What is being asked
Return every line of the entries below unchanged, but leave out the pictures.
>> Start
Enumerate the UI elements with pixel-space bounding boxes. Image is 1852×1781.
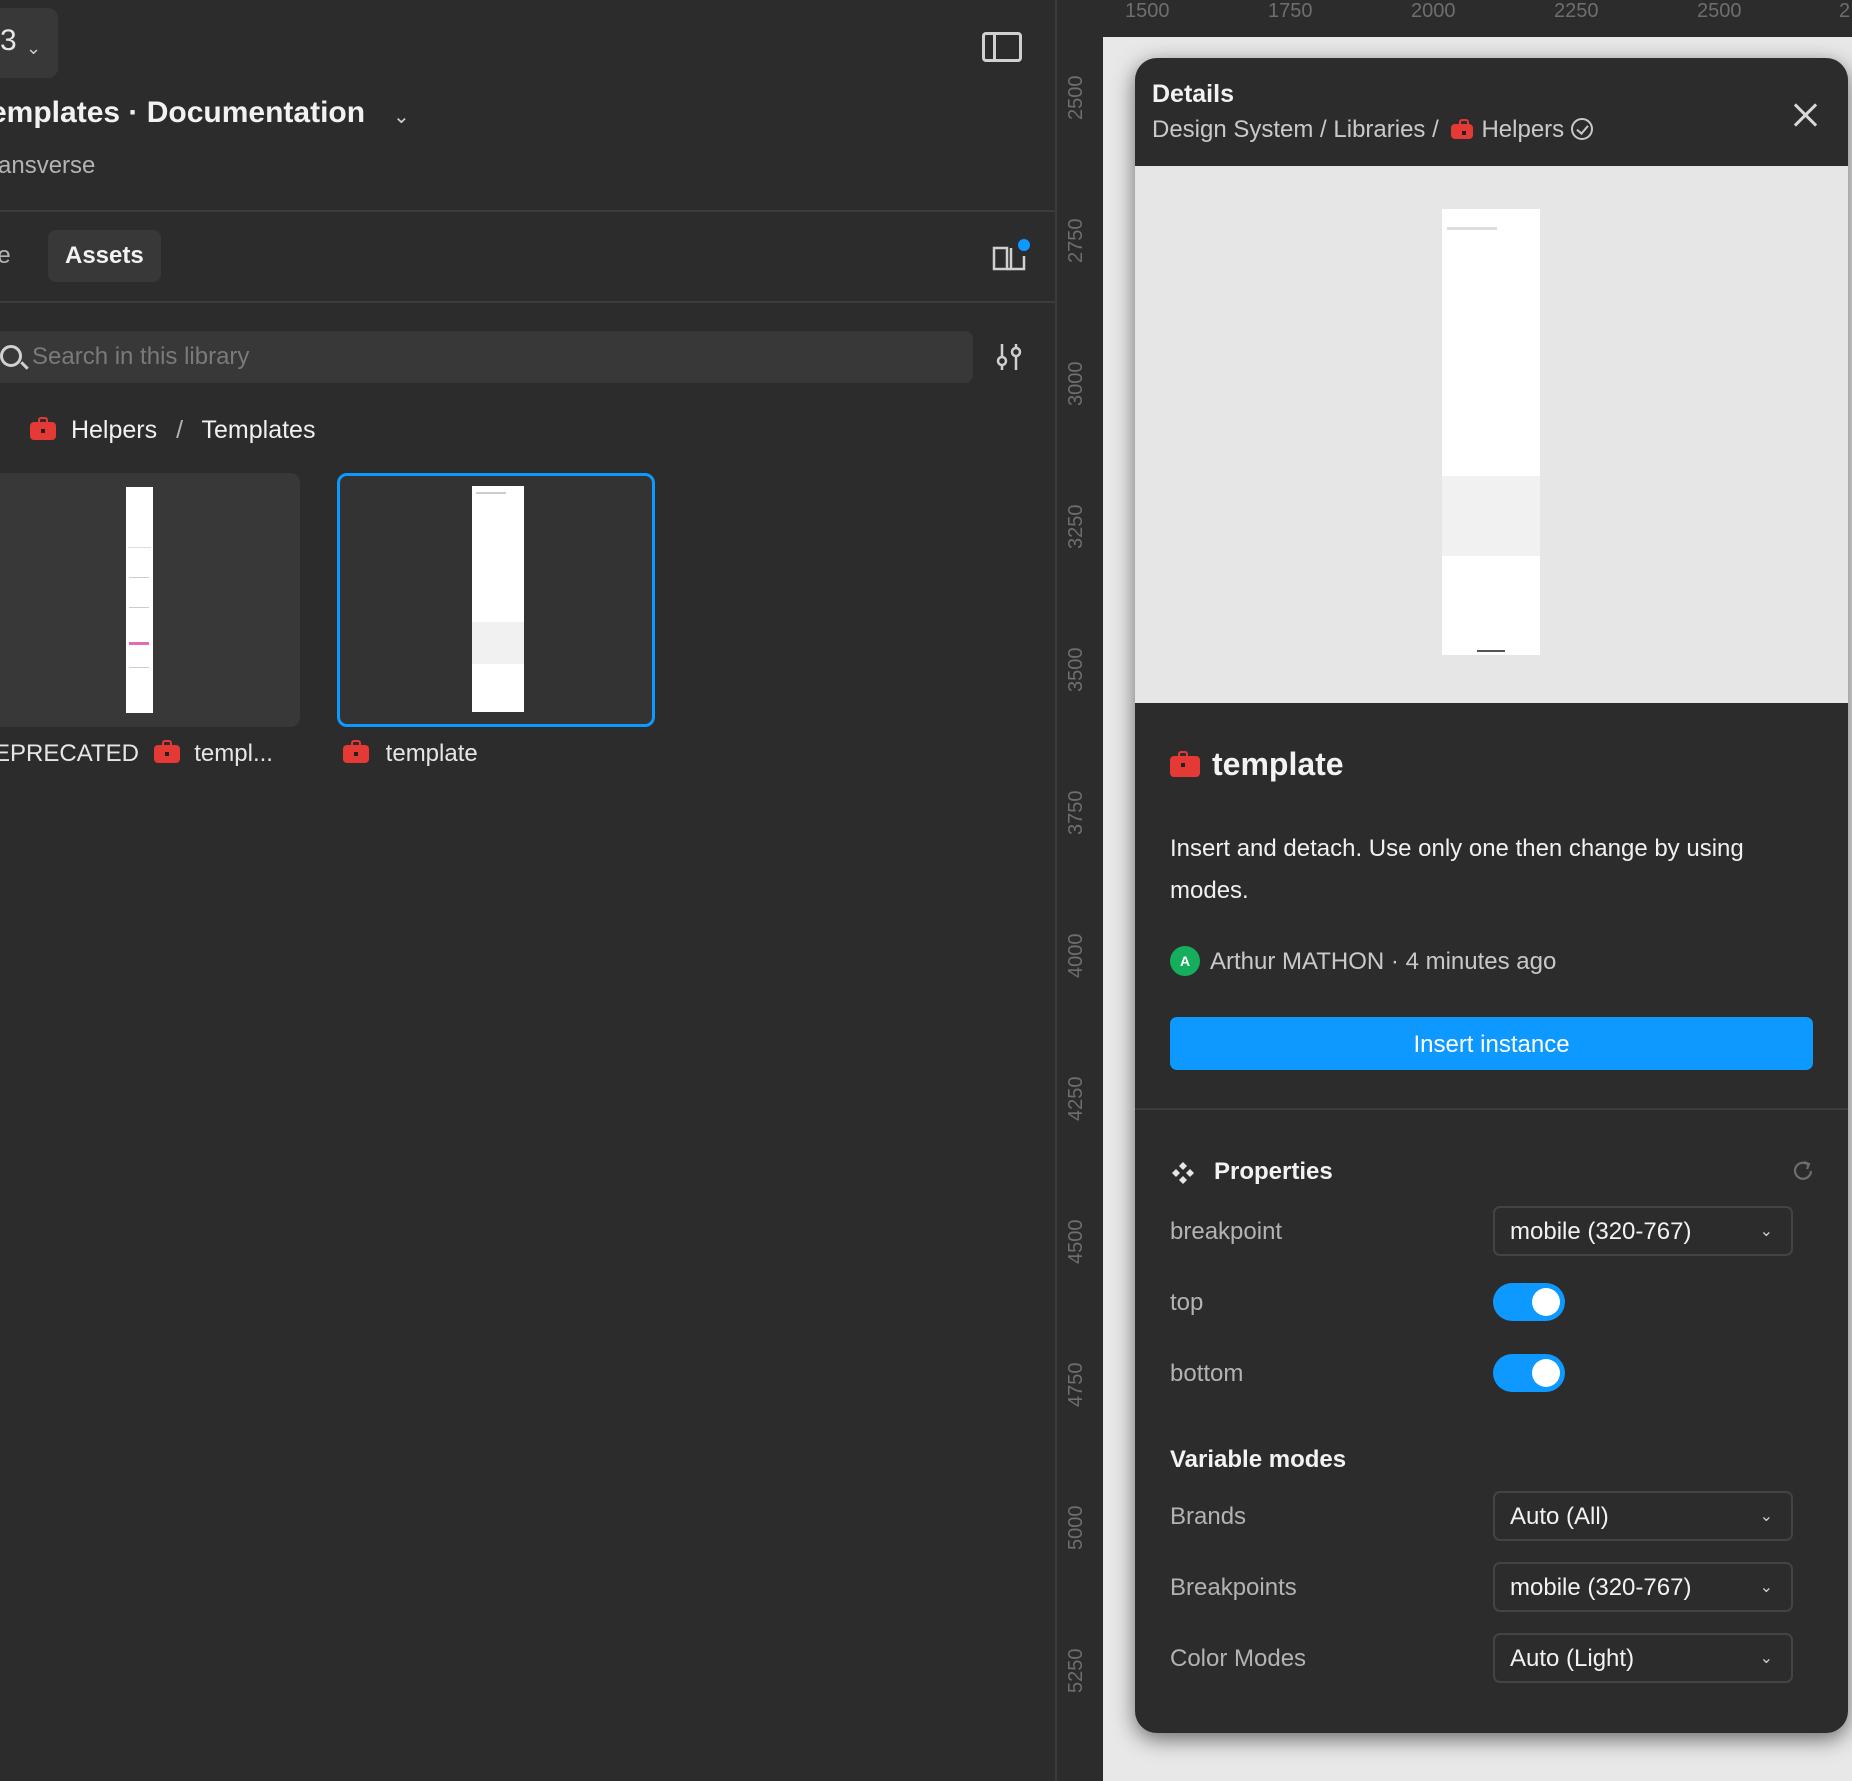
details-title: Details: [1152, 80, 1234, 108]
chevron-down-icon: ⌄: [26, 38, 42, 58]
author-line: Arthur MATHON · 4 minutes ago: [1210, 948, 1556, 976]
component-preview: [1135, 166, 1848, 703]
notification-dot: [1018, 239, 1030, 251]
breadcrumb-separator: /: [176, 416, 184, 444]
team-name: ransverse: [0, 152, 96, 179]
library-name[interactable]: Helpers: [1481, 116, 1564, 143]
toolbox-icon: [343, 740, 369, 763]
asset-label-template: template: [343, 740, 478, 768]
asset-thumbnail: [472, 486, 524, 712]
toolbox-icon: [153, 740, 180, 763]
properties-icon: [1172, 1162, 1194, 1184]
vertical-ruler: 2500 2750 3000 3250 3500 3750 4000 4250 …: [1055, 0, 1105, 1781]
breakpoint-label: breakpoint: [1170, 1218, 1283, 1245]
breakpoints-label: Breakpoints: [1170, 1574, 1297, 1601]
check-circle-icon: [1570, 118, 1593, 140]
bottom-toggle[interactable]: [1493, 1354, 1565, 1392]
divider: [1135, 1108, 1848, 1110]
component-name: template: [1170, 746, 1344, 783]
breakpoint-select[interactable]: mobile (320-767) ⌄: [1493, 1206, 1793, 1256]
assets-panel: 3 ⌄ emplates · Documentation ⌄ ransverse…: [0, 0, 1055, 1781]
top-label: top: [1170, 1289, 1204, 1316]
breadcrumb-parent[interactable]: Helpers: [71, 416, 157, 444]
divider: [0, 301, 1055, 303]
author-name: Arthur MATHON: [1210, 948, 1385, 975]
component-description: Insert and detach. Use only one then cha…: [1170, 835, 1744, 904]
preview-frame: [1442, 209, 1540, 655]
toolbox-icon: [1170, 751, 1200, 777]
tab-file[interactable]: le: [0, 242, 11, 270]
color-modes-select[interactable]: Auto (Light) ⌄: [1493, 1633, 1793, 1683]
breakpoints-select[interactable]: mobile (320-767) ⌄: [1493, 1562, 1793, 1612]
toolbox-icon: [30, 417, 56, 440]
breadcrumb: Helpers / Templates: [30, 416, 315, 445]
brands-select[interactable]: Auto (All) ⌄: [1493, 1491, 1793, 1541]
chevron-down-icon[interactable]: ⌄: [393, 104, 410, 129]
chevron-down-icon: ⌄: [1759, 1223, 1773, 1240]
close-icon[interactable]: [1790, 100, 1820, 130]
filter-icon[interactable]: [994, 340, 1024, 374]
component-path: Design System / Libraries / Helpers: [1152, 116, 1593, 144]
variable-modes-title: Variable modes: [1170, 1446, 1347, 1473]
breadcrumb-current: Templates: [201, 416, 316, 444]
asset-card-template[interactable]: [337, 473, 655, 727]
insert-instance-button[interactable]: Insert instance: [1170, 1017, 1813, 1070]
version-label: 3: [0, 24, 17, 57]
color-modes-label: Color Modes: [1170, 1645, 1307, 1672]
top-toggle[interactable]: [1493, 1283, 1565, 1321]
search-placeholder: Search in this library: [32, 343, 250, 370]
properties-title: Properties: [1214, 1158, 1333, 1185]
tab-assets[interactable]: Assets: [48, 230, 161, 282]
panel-toggle-icon[interactable]: [982, 32, 1022, 62]
file-title[interactable]: emplates · Documentation: [0, 96, 365, 130]
search-icon: [0, 345, 22, 367]
bottom-label: bottom: [1170, 1360, 1244, 1387]
chevron-down-icon: ⌄: [1759, 1579, 1773, 1596]
asset-label-deprecated: EPRECATED templ...: [0, 740, 273, 767]
asset-thumbnail: [126, 487, 153, 713]
horizontal-ruler: 1500 1750 2000 2250 2500 2: [1103, 0, 1852, 37]
avatar: A: [1170, 946, 1200, 976]
reset-icon[interactable]: [1790, 1158, 1816, 1184]
chevron-down-icon: ⌄: [1759, 1650, 1773, 1667]
version-dropdown[interactable]: 3 ⌄: [0, 8, 58, 78]
brands-label: Brands: [1170, 1503, 1247, 1530]
timestamp: · 4 minutes ago: [1390, 948, 1557, 975]
details-panel: Details Design System / Libraries / Help…: [1135, 58, 1848, 1733]
divider: [0, 210, 1055, 212]
toolbox-icon: [1451, 119, 1474, 139]
asset-card-deprecated[interactable]: [0, 473, 300, 727]
chevron-down-icon: ⌄: [1759, 1508, 1773, 1525]
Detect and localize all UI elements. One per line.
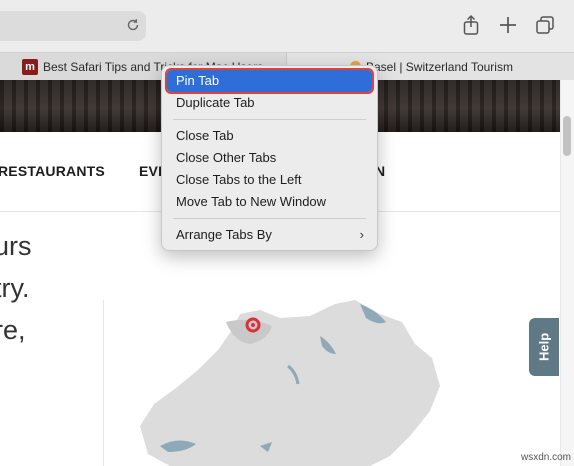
>> End
Finished answer
Enumerate the UI elements with pixel-space bounding boxes. Image is 1852×1781.
details-title: Details: [1152, 80, 1234, 108]
chevron-down-icon: ⌄: [26, 38, 42, 58]
author-line: Arthur MATHON · 4 minutes ago: [1210, 948, 1556, 976]
component-preview: [1135, 166, 1848, 703]
notification-dot: [1018, 239, 1030, 251]
breadcrumb-separator: /: [176, 416, 184, 444]
team-name: ransverse: [0, 152, 96, 179]
library-name[interactable]: Helpers: [1481, 116, 1564, 143]
toolbox-icon: [343, 740, 369, 763]
asset-label-template: template: [343, 740, 478, 768]
asset-thumbnail: [472, 486, 524, 712]
toolbox-icon: [153, 740, 180, 763]
properties-icon: [1172, 1162, 1194, 1184]
vertical-ruler: 2500 2750 3000 3250 3500 3750 4000 4250 …: [1055, 0, 1105, 1781]
breakpoint-label: breakpoint: [1170, 1218, 1283, 1245]
breakpoints-label: Breakpoints: [1170, 1574, 1297, 1601]
check-circle-icon: [1570, 118, 1593, 140]
bottom-toggle[interactable]: [1493, 1354, 1565, 1392]
divider: [1135, 1108, 1848, 1110]
component-name: template: [1170, 746, 1344, 783]
breakpoint-select[interactable]: mobile (320-767) ⌄: [1493, 1206, 1793, 1256]
assets-panel: 3 ⌄ emplates · Documentation ⌄ ransverse…: [0, 0, 1055, 1781]
top-label: top: [1170, 1289, 1204, 1316]
breadcrumb-parent[interactable]: Helpers: [71, 416, 157, 444]
divider: [0, 301, 1055, 303]
author-name: Arthur MATHON: [1210, 948, 1385, 975]
component-description: Insert and detach. Use only one then cha…: [1170, 835, 1744, 904]
preview-frame: [1442, 209, 1540, 655]
toolbox-icon: [1170, 751, 1200, 777]
tab-file[interactable]: le: [0, 242, 11, 270]
color-modes-select[interactable]: Auto (Light) ⌄: [1493, 1633, 1793, 1683]
breakpoints-select[interactable]: mobile (320-767) ⌄: [1493, 1562, 1793, 1612]
toolbox-icon: [30, 417, 56, 440]
breadcrumb: Helpers / Templates: [30, 416, 315, 445]
brands-select[interactable]: Auto (All) ⌄: [1493, 1491, 1793, 1541]
chevron-down-icon[interactable]: ⌄: [393, 104, 410, 129]
chevron-down-icon: ⌄: [1759, 1223, 1773, 1240]
close-icon[interactable]: [1790, 100, 1820, 130]
filter-icon[interactable]: [994, 340, 1024, 374]
component-path: Design System / Libraries / Helpers: [1152, 116, 1593, 144]
variable-modes-title: Variable modes: [1170, 1446, 1347, 1473]
breadcrumb-current: Templates: [201, 416, 316, 444]
asset-card-template[interactable]: [337, 473, 655, 727]
insert-instance-button[interactable]: Insert instance: [1170, 1017, 1813, 1070]
version-label: 3: [0, 24, 17, 57]
color-modes-label: Color Modes: [1170, 1645, 1307, 1672]
top-toggle[interactable]: [1493, 1283, 1565, 1321]
search-placeholder: Search in this library: [32, 343, 250, 370]
properties-title: Properties: [1214, 1158, 1333, 1185]
tab-assets[interactable]: Assets: [48, 230, 161, 282]
panel-toggle-icon[interactable]: [982, 32, 1022, 62]
file-title[interactable]: emplates · Documentation: [0, 96, 365, 130]
search-icon: [0, 345, 22, 367]
bottom-label: bottom: [1170, 1360, 1244, 1387]
chevron-down-icon: ⌄: [1759, 1579, 1773, 1596]
asset-label-deprecated: EPRECATED templ...: [0, 740, 273, 767]
asset-thumbnail: [126, 487, 153, 713]
horizontal-ruler: 1500 1750 2000 2250 2500 2: [1103, 0, 1852, 37]
avatar: A: [1170, 946, 1200, 976]
reset-icon[interactable]: [1790, 1158, 1816, 1184]
chevron-down-icon: ⌄: [1759, 1650, 1773, 1667]
version-dropdown[interactable]: 3 ⌄: [0, 8, 58, 78]
brands-label: Brands: [1170, 1503, 1247, 1530]
timestamp: · 4 minutes ago: [1390, 948, 1557, 975]
details-panel: Details Design System / Libraries / Help…: [1135, 58, 1848, 1733]
divider: [0, 210, 1055, 212]
toolbox-icon: [1451, 119, 1474, 139]
asset-card-deprecated[interactable]: [0, 473, 300, 727]
chevron-down-icon: ⌄: [1759, 1508, 1773, 1525]
Detect and localize all UI elements. One per line.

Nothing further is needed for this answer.